• Data listing
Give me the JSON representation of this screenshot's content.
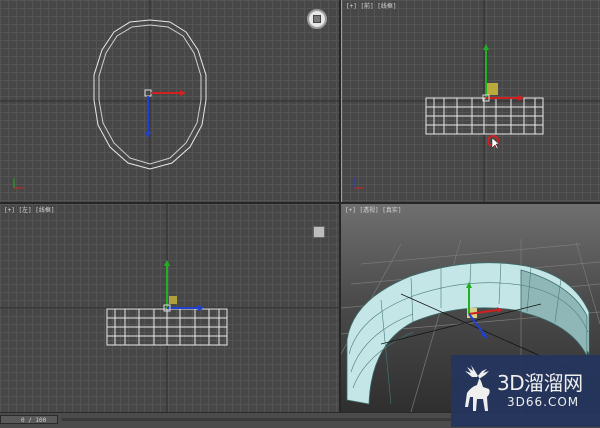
{
  "viewports": {
    "top": {
      "label": ""
    },
    "front": {
      "label": "[+] [前] [线框]"
    },
    "left": {
      "label": "[+] [左] [线框]"
    },
    "perspective": {
      "label": "[+] [透视] [真实]"
    }
  },
  "statusbar": {
    "frame_counter": "0 / 100"
  },
  "watermark": {
    "title": "3D溜溜网",
    "subtitle": "3D66.COM"
  },
  "colors": {
    "viewport_grid": "#474747",
    "grid_line": "#545454",
    "active_border": "#b8a040",
    "wireframe": "#e8e8e8",
    "gizmo_x": "#d02020",
    "gizmo_y": "#20b020",
    "gizmo_z": "#2040d0",
    "object_shaded": "#bfe3e3",
    "watermark_bg": "#24355e"
  },
  "icons": [
    "navigation-wheel-icon",
    "viewcube-icon",
    "move-gizmo-icon",
    "cursor-icon",
    "deer-logo-icon"
  ]
}
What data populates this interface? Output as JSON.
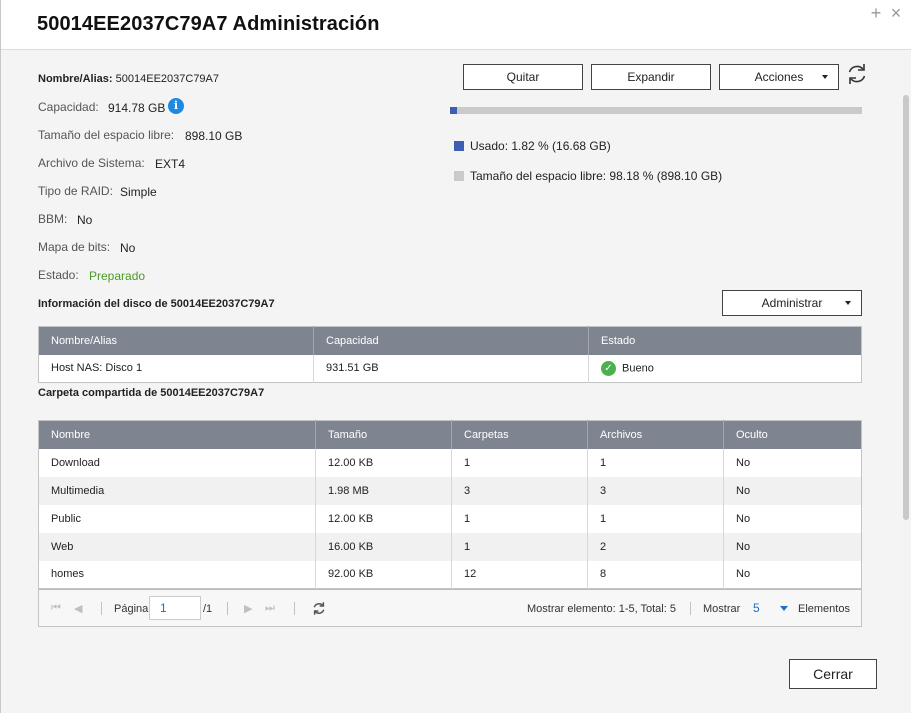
{
  "window": {
    "title": "50014EE2037C79A7  Administración",
    "add_glyph": "+",
    "close_glyph": "×"
  },
  "info": {
    "name_label": "Nombre/Alias:",
    "name_value": "50014EE2037C79A7",
    "capacity_label": "Capacidad:",
    "capacity_value": "914.78 GB",
    "free_label": "Tamaño del espacio libre:",
    "free_value": "898.10 GB",
    "fs_label": "Archivo de Sistema:",
    "fs_value": "EXT4",
    "raid_label": "Tipo de RAID:",
    "raid_value": "Simple",
    "bbm_label": "BBM:",
    "bbm_value": "No",
    "bitmap_label": "Mapa de bits:",
    "bitmap_value": "No",
    "status_label": "Estado:",
    "status_value": "Preparado",
    "status_color": "#4a9b23",
    "info_icon": "i"
  },
  "actions": {
    "remove": "Quitar",
    "expand": "Expandir",
    "actions": "Acciones"
  },
  "usage": {
    "used_fraction": 0.0182,
    "used_color": "#3c5fb3",
    "free_color": "#cacaca",
    "used_legend": "Usado: 1.82 % (16.68 GB)",
    "free_legend": "Tamaño del espacio libre: 98.18 % (898.10 GB)"
  },
  "disk_section": {
    "title": "Información del disco de 50014EE2037C79A7",
    "manage_button": "Administrar",
    "columns": [
      "Nombre/Alias",
      "Capacidad",
      "Estado"
    ],
    "rows": [
      {
        "name": "Host NAS: Disco 1",
        "capacity": "931.51 GB",
        "status": "Bueno",
        "status_icon": "check-circle-icon"
      }
    ]
  },
  "share_section": {
    "title": "Carpeta compartida de 50014EE2037C79A7",
    "columns": [
      "Nombre",
      "Tamaño",
      "Carpetas",
      "Archivos",
      "Oculto"
    ],
    "rows": [
      {
        "name": "Download",
        "size": "12.00 KB",
        "folders": "1",
        "files": "1",
        "hidden": "No"
      },
      {
        "name": "Multimedia",
        "size": "1.98 MB",
        "folders": "3",
        "files": "3",
        "hidden": "No"
      },
      {
        "name": "Public",
        "size": "12.00 KB",
        "folders": "1",
        "files": "1",
        "hidden": "No"
      },
      {
        "name": "Web",
        "size": "16.00 KB",
        "folders": "1",
        "files": "2",
        "hidden": "No"
      },
      {
        "name": "homes",
        "size": "92.00 KB",
        "folders": "12",
        "files": "8",
        "hidden": "No"
      }
    ]
  },
  "pager": {
    "page_label": "Página",
    "page_value": "1",
    "page_total": "/1",
    "summary": "Mostrar elemento: 1-5, Total: 5",
    "show_label": "Mostrar",
    "per_page": "5",
    "items_label": "Elementos"
  },
  "footer": {
    "close": "Cerrar"
  }
}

• Exercise goal
Return each line that includes "libre".

• Full response
    "free_label": "Tamaño del espacio libre:",
    "free_legend": "Tamaño del espacio libre: 98.18 % (898.10 GB)"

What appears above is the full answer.